╔══
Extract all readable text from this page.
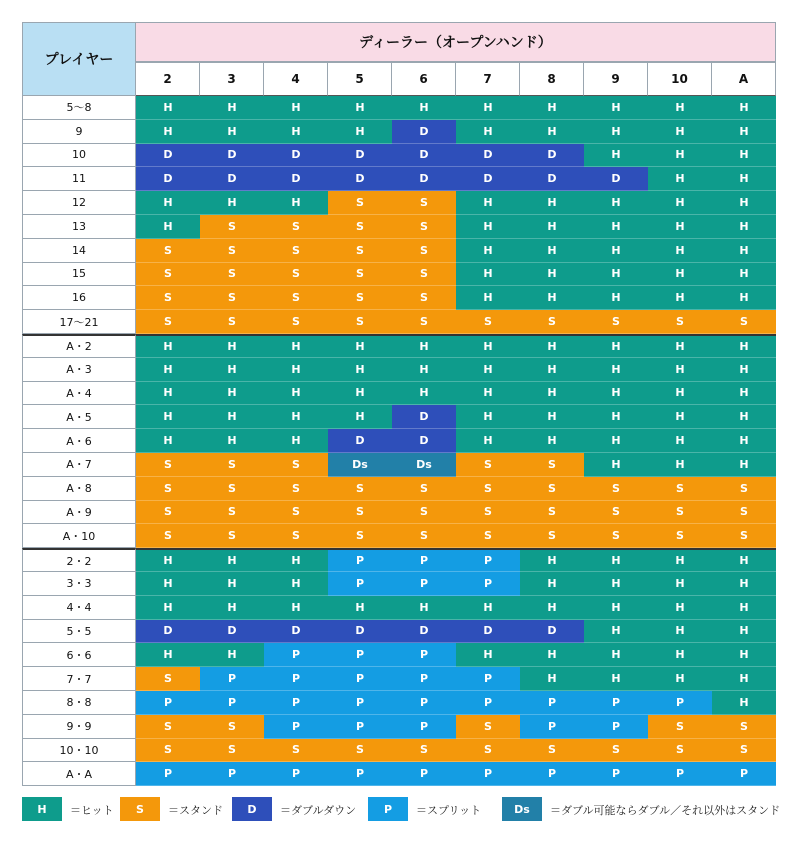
プレイヤー
ディーラー（オープンハンド）
2	3	4	5	6	7	8	9	10	A
5〜8	H	H	H	H	H	H	H	H	H	H
9	H	H	H	H	D	H	H	H	H	H
10	D	D	D	D	D	D	D	H	H	H
11	D	D	D	D	D	D	D	D	H	H
12	H	H	H	S	S	H	H	H	H	H
13	H	S	S	S	S	H	H	H	H	H
14	S	S	S	S	S	H	H	H	H	H
15	S	S	S	S	S	H	H	H	H	H
16	S	S	S	S	S	H	H	H	H	H
17〜21	S	S	S	S	S	S	S	S	S	S
A・2	H	H	H	H	H	H	H	H	H	H
A・3	H	H	H	H	H	H	H	H	H	H
A・4	H	H	H	H	H	H	H	H	H	H
A・5	H	H	H	H	D	H	H	H	H	H
A・6	H	H	H	D	D	H	H	H	H	H
A・7	S	S	S	Ds	Ds	S	S	H	H	H
A・8	S	S	S	S	S	S	S	S	S	S
A・9	S	S	S	S	S	S	S	S	S	S
A・10	S	S	S	S	S	S	S	S	S	S
2・2	H	H	H	P	P	P	H	H	H	H
3・3	H	H	H	P	P	P	H	H	H	H
4・4	H	H	H	H	H	H	H	H	H	H
5・5	D	D	D	D	D	D	D	H	H	H
6・6	H	H	P	P	P	H	H	H	H	H
7・7	S	P	P	P	P	P	H	H	H	H
8・8	P	P	P	P	P	P	P	P	P	H
9・9	S	S	P	P	P	S	P	P	S	S
10・10	S	S	S	S	S	S	S	S	S	S
A・A	P	P	P	P	P	P	P	P	P	P
H	＝ヒット	S	＝スタンド	D	＝ダブルダウン	P	＝スプリット	Ds	＝ダブル可能ならダブル／それ以外はスタンド
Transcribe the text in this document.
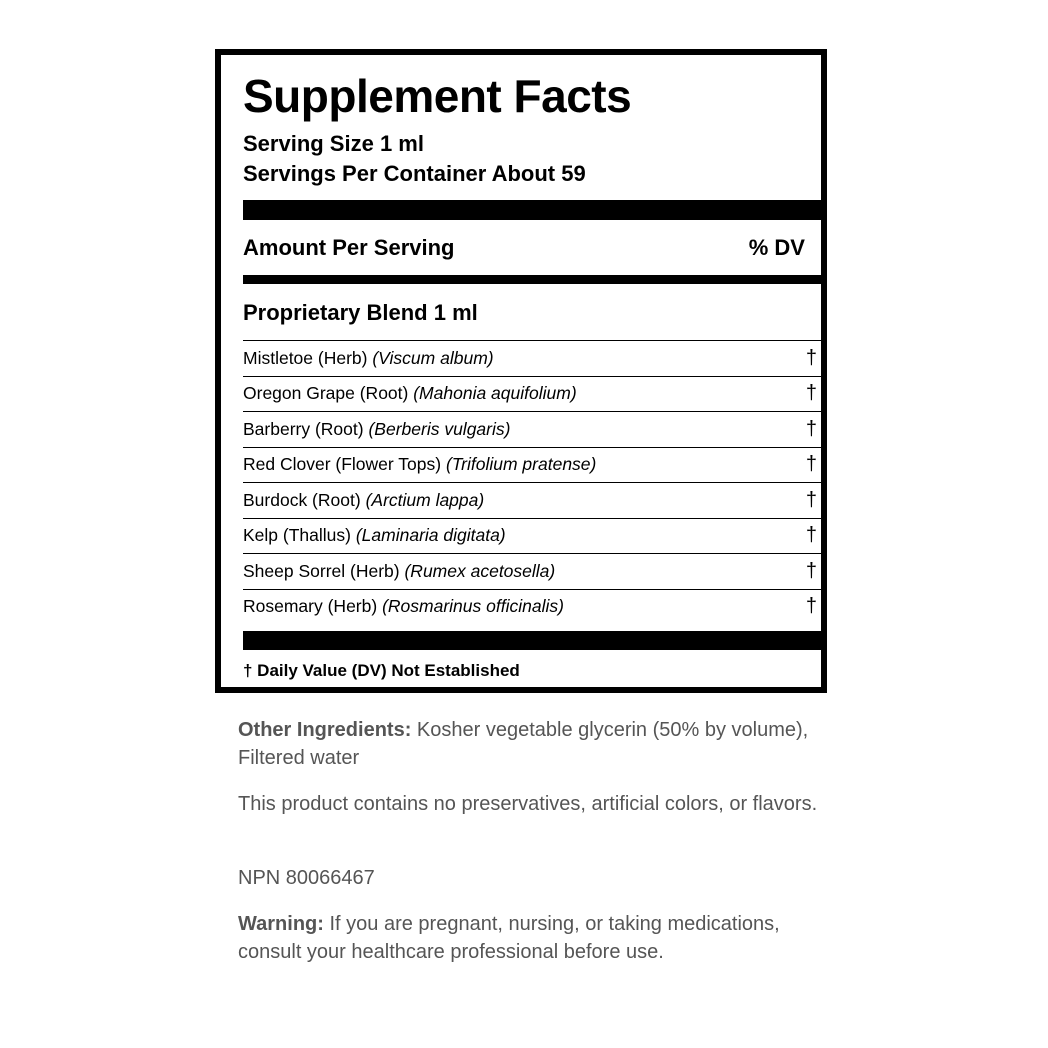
Supplement Facts
Serving Size 1 ml
Servings Per Container About 59
Amount Per Serving	% DV
Proprietary Blend 1 ml
Mistletoe (Herb) (Viscum album)	†
Oregon Grape (Root) (Mahonia aquifolium)	†
Barberry (Root) (Berberis vulgaris)	†
Red Clover (Flower Tops) (Trifolium pratense)	†
Burdock (Root) (Arctium lappa)	†
Kelp (Thallus) (Laminaria digitata)	†
Sheep Sorrel (Herb) (Rumex acetosella)	†
Rosemary (Herb) (Rosmarinus officinalis)	†
† Daily Value (DV) Not Established
Other Ingredients: Kosher vegetable glycerin (50% by volume), Filtered water
This product contains no preservatives, artificial colors, or flavors.
NPN 80066467
Warning: If you are pregnant, nursing, or taking medications, consult your healthcare professional before use.
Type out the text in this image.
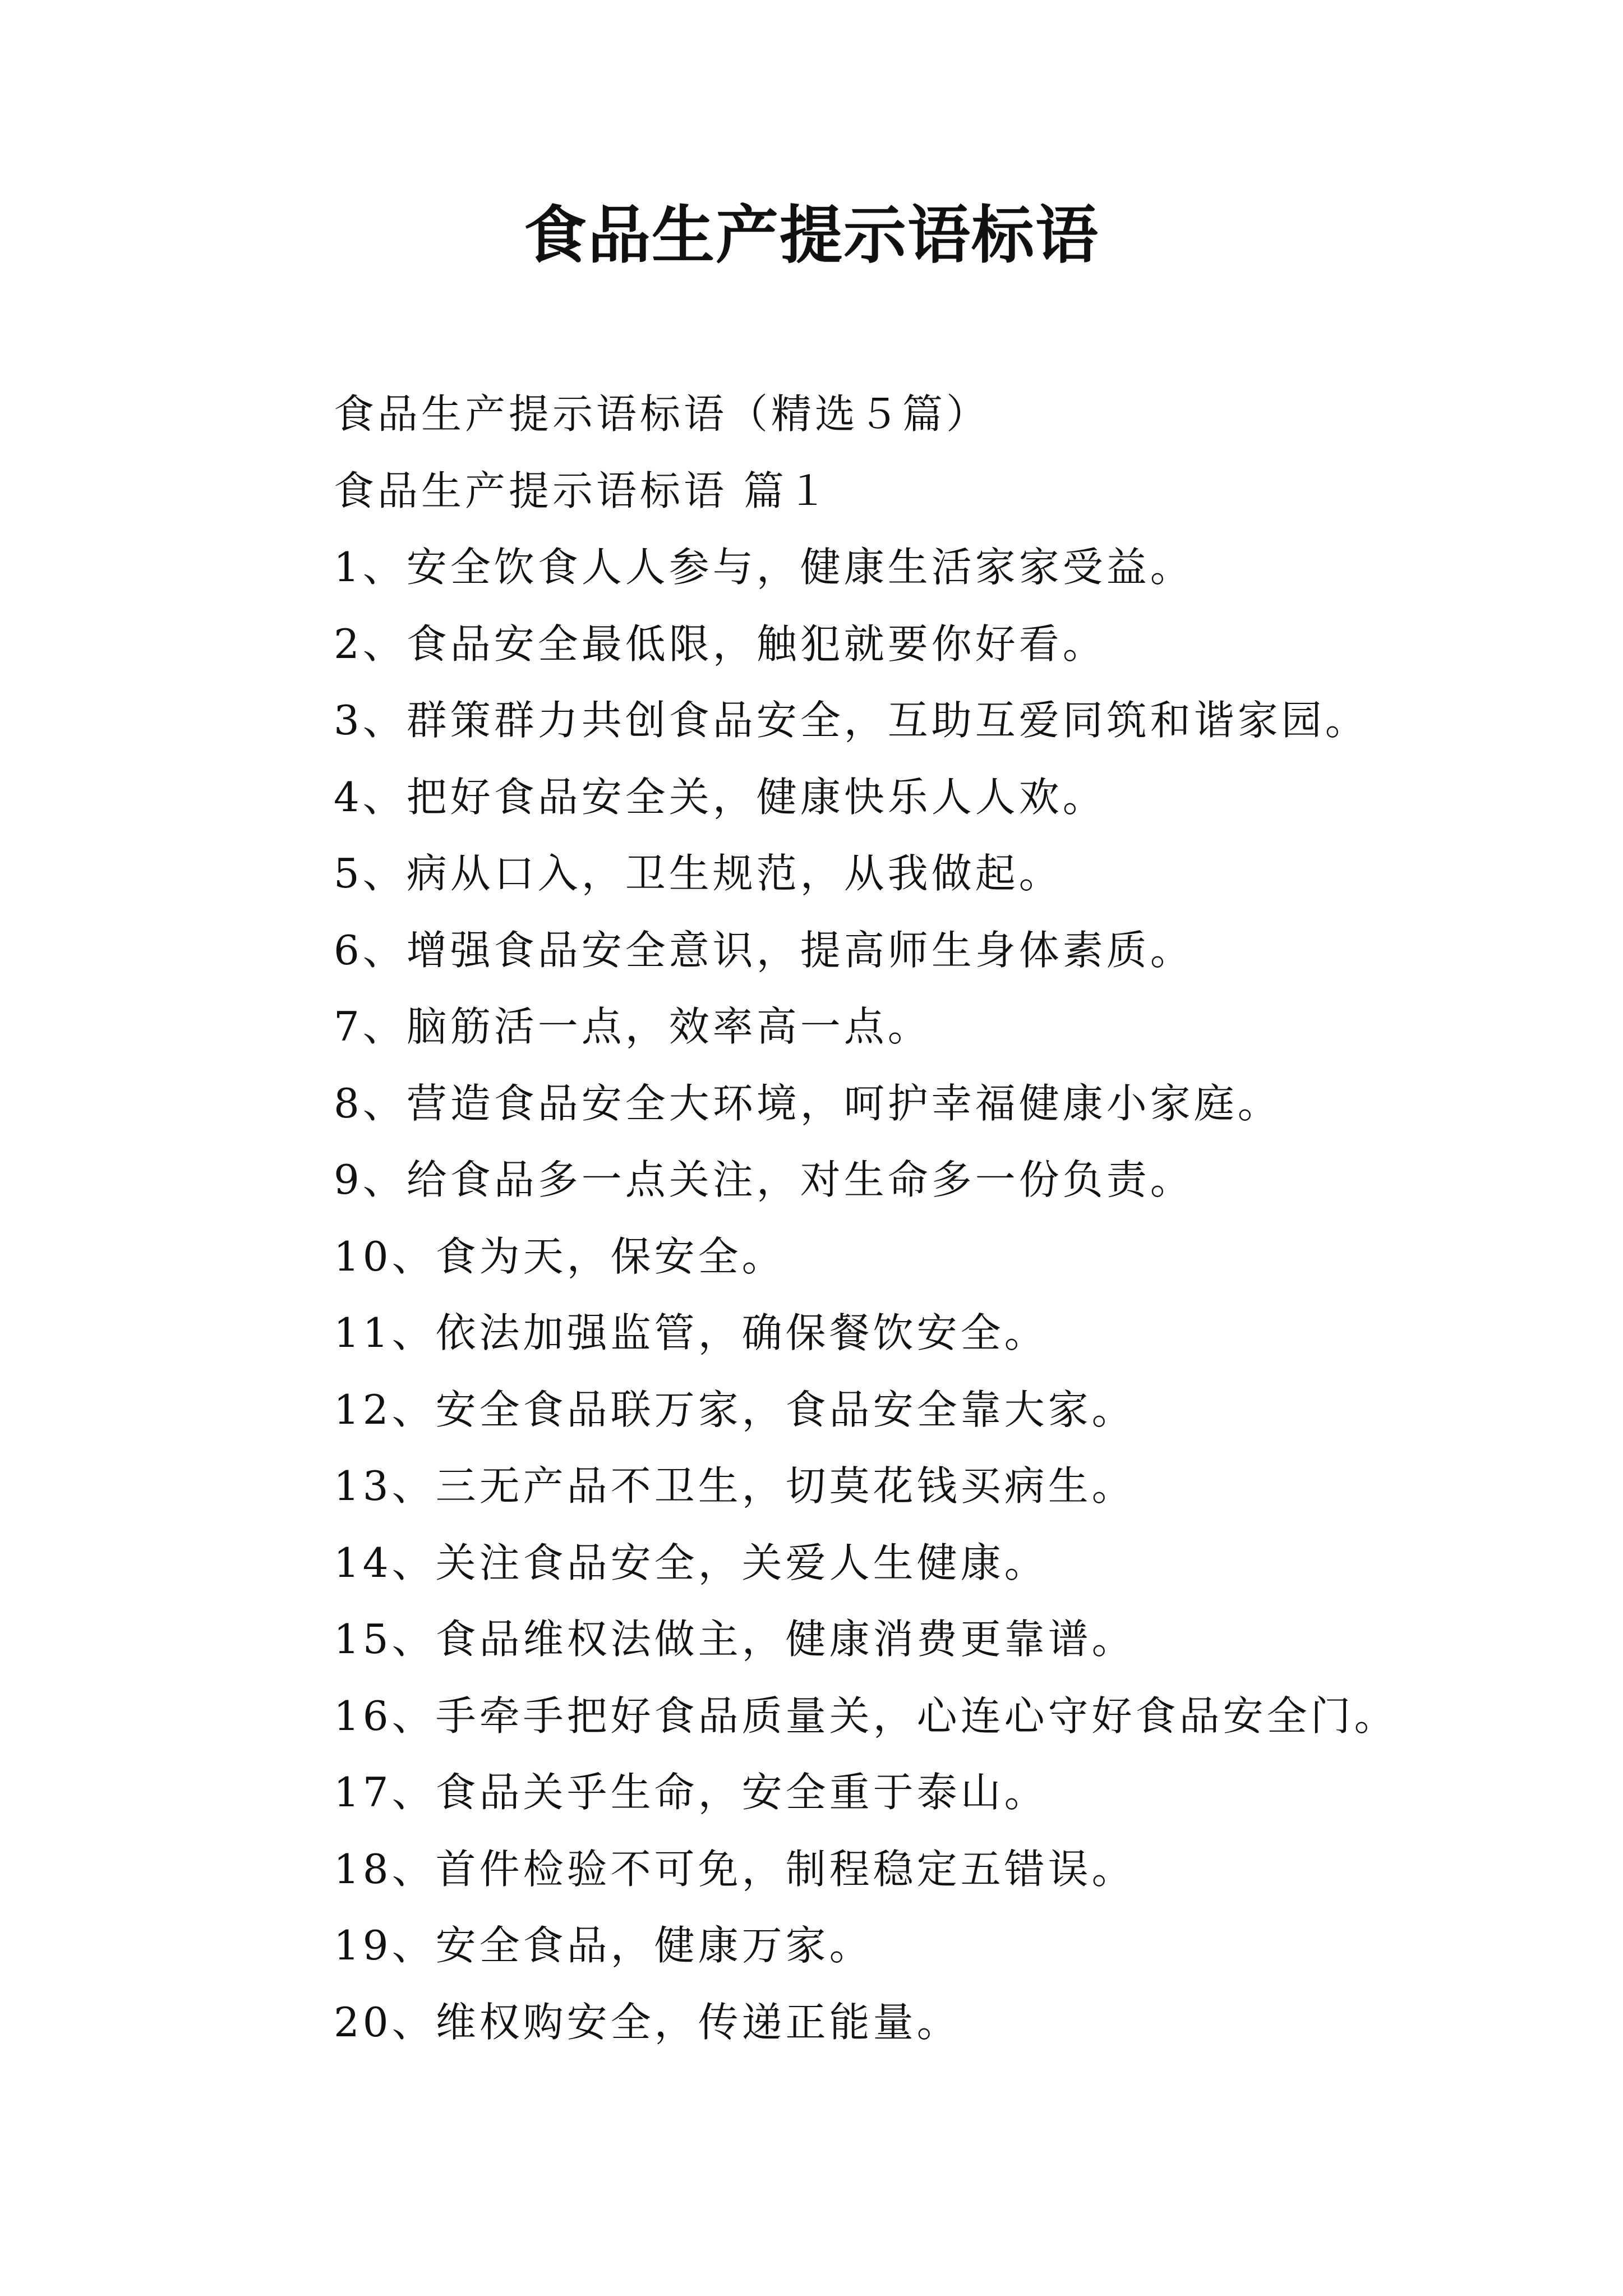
食品生产提示语标语
食品生产提示语标语（精选５篇）
食品生产提示语标语 篇１
1、安全饮食人人参与，健康生活家家受益。
2、食品安全最低限，触犯就要你好看。
3、群策群力共创食品安全，互助互爱同筑和谐家园。
4、把好食品安全关，健康快乐人人欢。
5、病从口入，卫生规范，从我做起。
6、增强食品安全意识，提高师生身体素质。
7、脑筋活一点，效率高一点。
8、营造食品安全大环境，呵护幸福健康小家庭。
9、给食品多一点关注，对生命多一份负责。
10、食为天，保安全。
11、依法加强监管，确保餐饮安全。
12、安全食品联万家，食品安全靠大家。
13、三无产品不卫生，切莫花钱买病生。
14、关注食品安全，关爱人生健康。
15、食品维权法做主，健康消费更靠谱。
16、手牵手把好食品质量关，心连心守好食品安全门。
17、食品关乎生命，安全重于泰山。
18、首件检验不可免，制程稳定五错误。
19、安全食品，健康万家。
20、维权购安全，传递正能量。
╚══
Directions for this task
Show all lines in the entries above where the word "Root" appears.

Output for this exercise
Oregon Grape (Root) (Mahonia aquifolium)	†
Barberry (Root) (Berberis vulgaris)	†
Burdock (Root) (Arctium lappa)	†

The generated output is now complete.